TESTO FORNITO:
------------------------------------------------

E’ opportuno, a questo punto, analizzare la possibilità che l’attività interdetta, purchè non in modo definitivo, continui ad essere svolta previa la nomina di un commissario giudiziale, che avviene nei casi e modi di cui all’art.15 d.lg.
Le ipotesi previste sono essenzialmente due:
-l’attività interdetta è un pubblico servizio la cui interruzione potrebbe provocare un “grave pregiudizio alla collettività”;
-l’interruzione dell’attività avrebbe pesanti ripercussioni sui livelli occupazionali, tenendo conto delle dimensioni dell’azienda e del contesto georafico-economico in cui essa opera.
Il primo caso, già incontrato in tema di soggetti (art.1 d.lg. 231), qui lo si riprende per evidenziare come la Commissione Lattanzi abbia sostituito il concetto di “pregiudizio ai terzi”, presente nella legge delega, con lo specifico “pregiudizio alla collettività”: il mantenimento del criterio più generico, essendo ormai assodato che qualunque sanzione è in grado di provocare conseguenze negative a soggetti innocenti, avrebbe portato a un eccessivo ricorso allo strumento del commissariamento, e, di conseguenza, allo svuotamento della valenza intimidatoria delle sanzioni preventive.
Nei primi commenti alla disciplina del commissariamento giudiziale si è poi ritenuto che l’estensione della sua applicabilità sia da intendersi con riferimento a ogni tipo di misura interdittiva, non solo alla interruzione di attività produttiva in senso stretto.
L’ultima osservazione da farsi concerne il comma 4 dell’art.15, ove si dispone che il profitto derivante dalla continuazione dell’attività venga comunque confiscato.

------------------------------------------------

DATI FORNITI:
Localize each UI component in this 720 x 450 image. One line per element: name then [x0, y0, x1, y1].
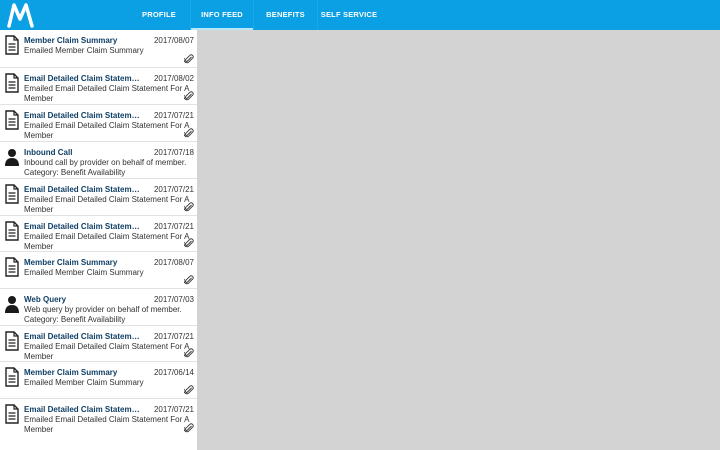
feed-item[interactable]: Email Detailed Claim Statement... 2017/0… — [0, 326, 197, 362]
feed-item[interactable]: Member Claim Summary 2017/08/07 Emailed … — [0, 30, 197, 68]
paperclip-icon[interactable] — [184, 423, 194, 433]
info-feed-list[interactable]: Member Claim Summary 2017/08/07 Emailed … — [0, 30, 197, 450]
feed-item-date: 2017/07/21 — [153, 185, 194, 194]
feed-item-date: 2017/08/07 — [153, 258, 194, 267]
tab-self-service[interactable]: SELF SERVICE — [318, 0, 380, 30]
feed-item[interactable]: Email Detailed Claim Statement... 2017/0… — [0, 179, 197, 216]
document-icon — [5, 73, 19, 93]
feed-item-description: Web query by provider on behalf of membe… — [24, 305, 182, 324]
feed-item-title: Member Claim Summary — [24, 36, 118, 45]
feed-item-date: 2017/08/07 — [153, 36, 194, 45]
paperclip-icon[interactable] — [184, 385, 194, 395]
feed-item-description: Emailed Email Detailed Claim Statement F… — [24, 232, 189, 251]
feed-item-date: 2017/08/02 — [153, 74, 194, 83]
feed-item-title: Email Detailed Claim Statement... — [24, 111, 144, 120]
document-icon — [5, 221, 19, 241]
paperclip-icon[interactable] — [184, 91, 194, 101]
feed-item-description: Emailed Email Detailed Claim Statement F… — [24, 195, 189, 214]
document-icon — [5, 257, 19, 277]
feed-item-description: Inbound call by provider on behalf of me… — [24, 158, 187, 177]
feed-item-date: 2017/07/21 — [153, 111, 194, 120]
feed-item-title: Web Query — [24, 295, 67, 304]
feed-item-title: Email Detailed Claim Statement... — [24, 332, 144, 341]
document-icon — [5, 110, 19, 130]
feed-item-date: 2017/07/21 — [153, 405, 194, 414]
feed-item-date: 2017/06/14 — [153, 368, 194, 377]
feed-item[interactable]: Web Query 2017/07/03 Web query by provid… — [0, 289, 197, 326]
feed-item[interactable]: Email Detailed Claim Statement... 2017/0… — [0, 105, 197, 142]
feed-item-title: Email Detailed Claim Statement... — [24, 222, 144, 231]
feed-item-date: 2017/07/18 — [153, 148, 194, 157]
feed-item-description: Emailed Email Detailed Claim Statement F… — [24, 342, 189, 361]
feed-item-date: 2017/07/21 — [153, 222, 194, 231]
document-icon — [5, 184, 19, 204]
document-icon — [5, 404, 19, 424]
feed-item-title: Email Detailed Claim Statement... — [24, 405, 144, 414]
tab-benefits[interactable]: BENEFITS — [254, 0, 317, 30]
feed-item[interactable]: Email Detailed Claim Statement... 2017/0… — [0, 216, 197, 252]
feed-item[interactable]: Member Claim Summary 2017/06/14 Emailed … — [0, 362, 197, 399]
feed-item[interactable]: Member Claim Summary 2017/08/07 Emailed … — [0, 252, 197, 289]
tab-profile[interactable]: PROFILE — [128, 0, 190, 30]
feed-item-title: Email Detailed Claim Statement... — [24, 185, 144, 194]
feed-item-description: Emailed Member Claim Summary — [24, 268, 144, 277]
feed-item-title: Inbound Call — [24, 148, 73, 157]
feed-item[interactable]: Email Detailed Claim Statement... 2017/0… — [0, 68, 197, 105]
paperclip-icon[interactable] — [184, 275, 194, 285]
feed-item-description: Emailed Email Detailed Claim Statement F… — [24, 121, 189, 140]
tab-info-feed[interactable]: INFO FEED — [191, 0, 253, 30]
feed-item-title: Member Claim Summary — [24, 258, 118, 267]
feed-item[interactable]: Inbound Call 2017/07/18 Inbound call by … — [0, 142, 197, 179]
feed-item-date: 2017/07/21 — [153, 332, 194, 341]
document-icon — [5, 331, 19, 351]
document-icon — [5, 35, 19, 55]
paperclip-icon[interactable] — [184, 238, 194, 248]
feed-item-description: Emailed Member Claim Summary — [24, 46, 144, 55]
paperclip-icon[interactable] — [184, 348, 194, 358]
person-icon — [5, 296, 19, 313]
m-logo-icon[interactable] — [5, 1, 37, 29]
person-icon — [5, 149, 19, 166]
paperclip-icon[interactable] — [184, 54, 194, 64]
feed-item-description: Emailed Email Detailed Claim Statement F… — [24, 415, 189, 434]
detail-pane — [197, 30, 720, 450]
feed-item-title: Member Claim Summary — [24, 368, 118, 377]
paperclip-icon[interactable] — [184, 128, 194, 138]
feed-item-date: 2017/07/03 — [153, 295, 194, 304]
document-icon — [5, 367, 19, 387]
feed-item-description: Emailed Email Detailed Claim Statement F… — [24, 84, 189, 103]
feed-item[interactable]: Email Detailed Claim Statement... 2017/0… — [0, 399, 197, 450]
top-nav-bar: PROFILE INFO FEED BENEFITS SELF SERVICE — [0, 0, 720, 30]
feed-item-description: Emailed Member Claim Summary — [24, 378, 144, 387]
feed-item-title: Email Detailed Claim Statement... — [24, 74, 144, 83]
paperclip-icon[interactable] — [184, 202, 194, 212]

------------------------------------------------

RICHIESTA SCRITTA 1: Riporta sotto forma di elenco numerato le righe del listato, a partire da quella che contiene "326, 197, 362]" e fino a quella che contiene "document-icon — [5, 73, 19, 93]", entrambe comprese, tralasciando le righe vuote.
RICHIESTA SCRITTA 2: Prosegui il testo sul commissariamento giudiziale, riprendendo subito dopo la sua ultima frase.

RISULTATO DELL'ESERCIZIO 1:
1. feed-item[interactable]: Email Detailed Claim Statement... 2017/0… — [0, 326, 197, 362]
2. feed-item[interactable]: Member Claim Summary 2017/08/07 Emailed … — [0, 30, 197, 68]
3. paperclip-icon[interactable] — [184, 423, 194, 433]
4. info-feed-list[interactable]: Member Claim Summary 2017/08/07 Emailed … — [0, 30, 197, 450]
5. feed-item-date: 2017/07/21 — [153, 185, 194, 194]
6. feed-item-date: 2017/08/07 — [153, 258, 194, 267]
7. tab-self-service[interactable]: SELF SERVICE — [318, 0, 380, 30]
8. feed-item[interactable]: Email Detailed Claim Statement... 2017/0… — [0, 179, 197, 216]
9. document-icon — [5, 73, 19, 93]

RISULTATO DELL'ESERCIZIO 2:
Come puntualizzato nella Relazione, la confisca enfatizza il valore punitivo dello stesso commissariamento, concepito come “sanzione sostitutiva” all’interdizione; sarebbe infatti illogico dare all’ente la possibilità di “ricavare un profitto dalla mancata interruzione di un’attività che, se non avesse avuto ad oggetto un pubblico servizio (o non avesse creato problemi occupazionali) sarebbe stata interdetta” .
9. Pubblicazione della sentenza di condanna.
L’art.18 è dedicato a quella che si può definire “un accessorio dell’accessorio”: la pubblicazione della sentenza può infatti avvenire soltanto nei casi in cui venga applicata pure una sanzione interdittiva.
La disciplina dell’istituto nel decreto ricalca il dettato dell’art.36 c.p. , ed è da notare come dal testo non si ricavi alcuna direttiva sui suoi presupposti di applicazione.
Nel silenzio del legislatore una autorevole dottrina ne ha tentato una ricostruzione basata sugli stessi parametri previsti agli artt. 13 e 14 per le sanzioni interdittive.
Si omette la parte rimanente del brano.